• **Written problem**
Below is some material; set it all down exactly, apart from the pictures.

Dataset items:
◇ ◇ ◇ ◇
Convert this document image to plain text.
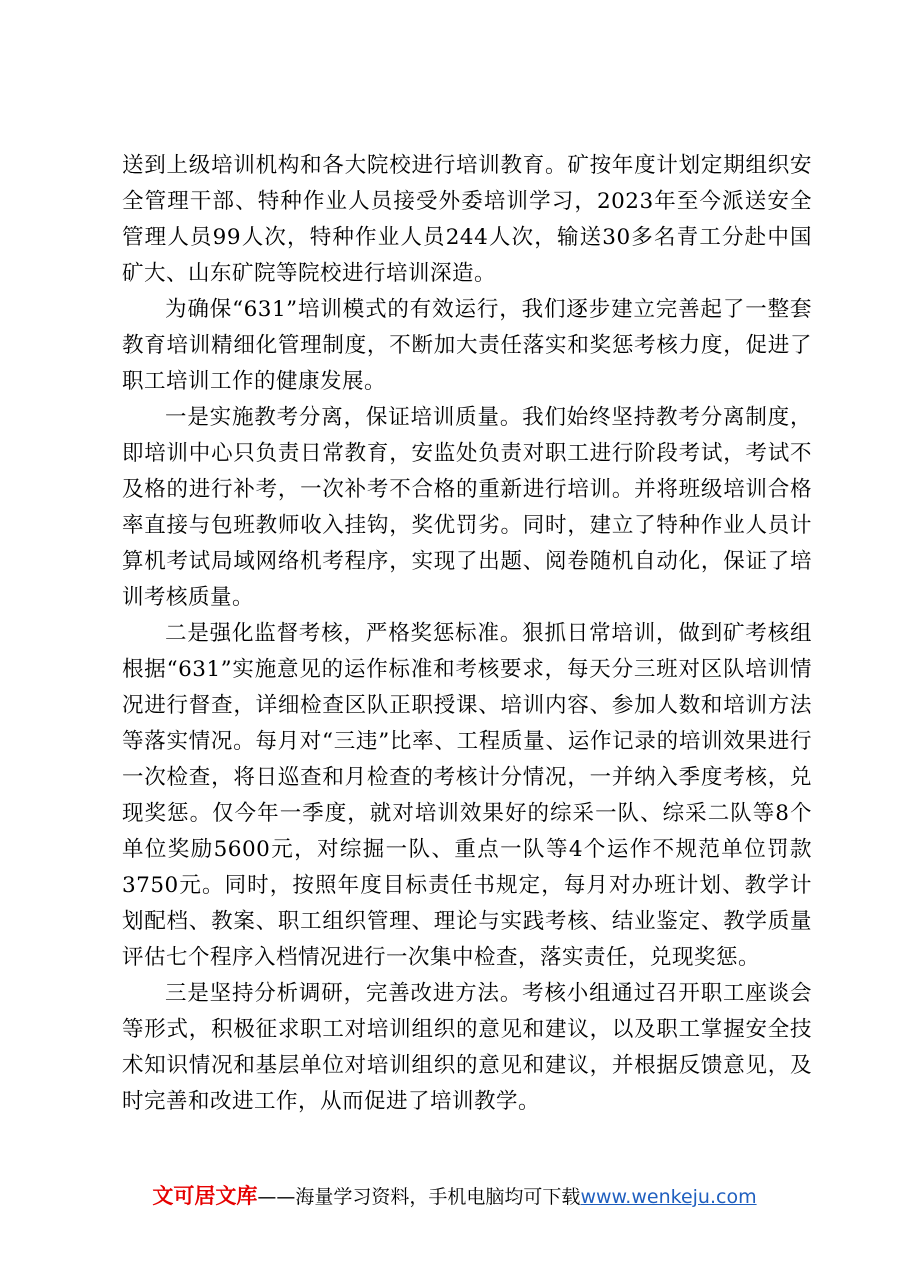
送到上级培训机构和各大院校进行培训教育。矿按年度计划定期组织安全管理干部、特种作业人员接受外委培训学习，2023年至今派送安全管理人员99人次，特种作业人员244人次，输送30多名青工分赴中国矿大、山东矿院等院校进行培训深造。

为确保“631”培训模式的有效运行，我们逐步建立完善起了一整套教育培训精细化管理制度，不断加大责任落实和奖惩考核力度，促进了职工培训工作的健康发展。

一是实施教考分离，保证培训质量。我们始终坚持教考分离制度，即培训中心只负责日常教育，安监处负责对职工进行阶段考试，考试不及格的进行补考，一次补考不合格的重新进行培训。并将班级培训合格率直接与包班教师收入挂钩，奖优罚劣。同时，建立了特种作业人员计算机考试局域网络机考程序，实现了出题、阅卷随机自动化，保证了培训考核质量。

二是强化监督考核，严格奖惩标准。狠抓日常培训，做到矿考核组根据“631”实施意见的运作标准和考核要求，每天分三班对区队培训情况进行督查，详细检查区队正职授课、培训内容、参加人数和培训方法等落实情况。每月对“三违”比率、工程质量、运作记录的培训效果进行一次检查，将日巡查和月检查的考核计分情况，一并纳入季度考核，兑现奖惩。仅今年一季度，就对培训效果好的综采一队、综采二队等8个单位奖励5600元，对综掘一队、重点一队等4个运作不规范单位罚款3750元。同时，按照年度目标责任书规定，每月对办班计划、教学计划配档、教案、职工组织管理、理论与实践考核、结业鉴定、教学质量评估七个程序入档情况进行一次集中检查，落实责任，兑现奖惩。

三是坚持分析调研，完善改进方法。考核小组通过召开职工座谈会等形式，积极征求职工对培训组织的意见和建议，以及职工掌握安全技术知识情况和基层单位对培训组织的意见和建议，并根据反馈意见，及时完善和改进工作，从而促进了培训教学。

文可居文库——海量学习资料，手机电脑均可下载www.wenkeju.com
◇ ◇ ◇ ◇
• **Written solution**
Convert this document image to plain text.
送到上级培训机构和各大院校进行培训教育。矿按年度计划定期组织安全管理干部、特种作业人员接受外委培训学习，2023年至今派送安全管理人员99人次，特种作业人员244人次，输送30多名青工分赴中国矿大、山东矿院等院校进行培训深造。

为确保“631”培训模式的有效运行，我们逐步建立完善起了一整套教育培训精细化管理制度，不断加大责任落实和奖惩考核力度，促进了职工培训工作的健康发展。

一是实施教考分离，保证培训质量。我们始终坚持教考分离制度，即培训中心只负责日常教育，安监处负责对职工进行阶段考试，考试不及格的进行补考，一次补考不合格的重新进行培训。并将班级培训合格率直接与包班教师收入挂钩，奖优罚劣。同时，建立了特种作业人员计算机考试局域网络机考程序，实现了出题、阅卷随机自动化，保证了培训考核质量。

二是强化监督考核，严格奖惩标准。狠抓日常培训，做到矿考核组根据“631”实施意见的运作标准和考核要求，每天分三班对区队培训情况进行督查，详细检查区队正职授课、培训内容、参加人数和培训方法等落实情况。每月对“三违”比率、工程质量、运作记录的培训效果进行一次检查，将日巡查和月检查的考核计分情况，一并纳入季度考核，兑现奖惩。仅今年一季度，就对培训效果好的综采一队、综采二队等8个单位奖励5600元，对综掘一队、重点一队等4个运作不规范单位罚款3750元。同时，按照年度目标责任书规定，每月对办班计划、教学计划配档、教案、职工组织管理、理论与实践考核、结业鉴定、教学质量评估七个程序入档情况进行一次集中检查，落实责任，兑现奖惩。

三是坚持分析调研，完善改进方法。考核小组通过召开职工座谈会等形式，积极征求职工对培训组织的意见和建议，以及职工掌握安全技术知识情况和基层单位对培训组织的意见和建议，并根据反馈意见，及时完善和改进工作，从而促进了培训教学。

文可居文库——海量学习资料，手机电脑均可下载www.wenkeju.com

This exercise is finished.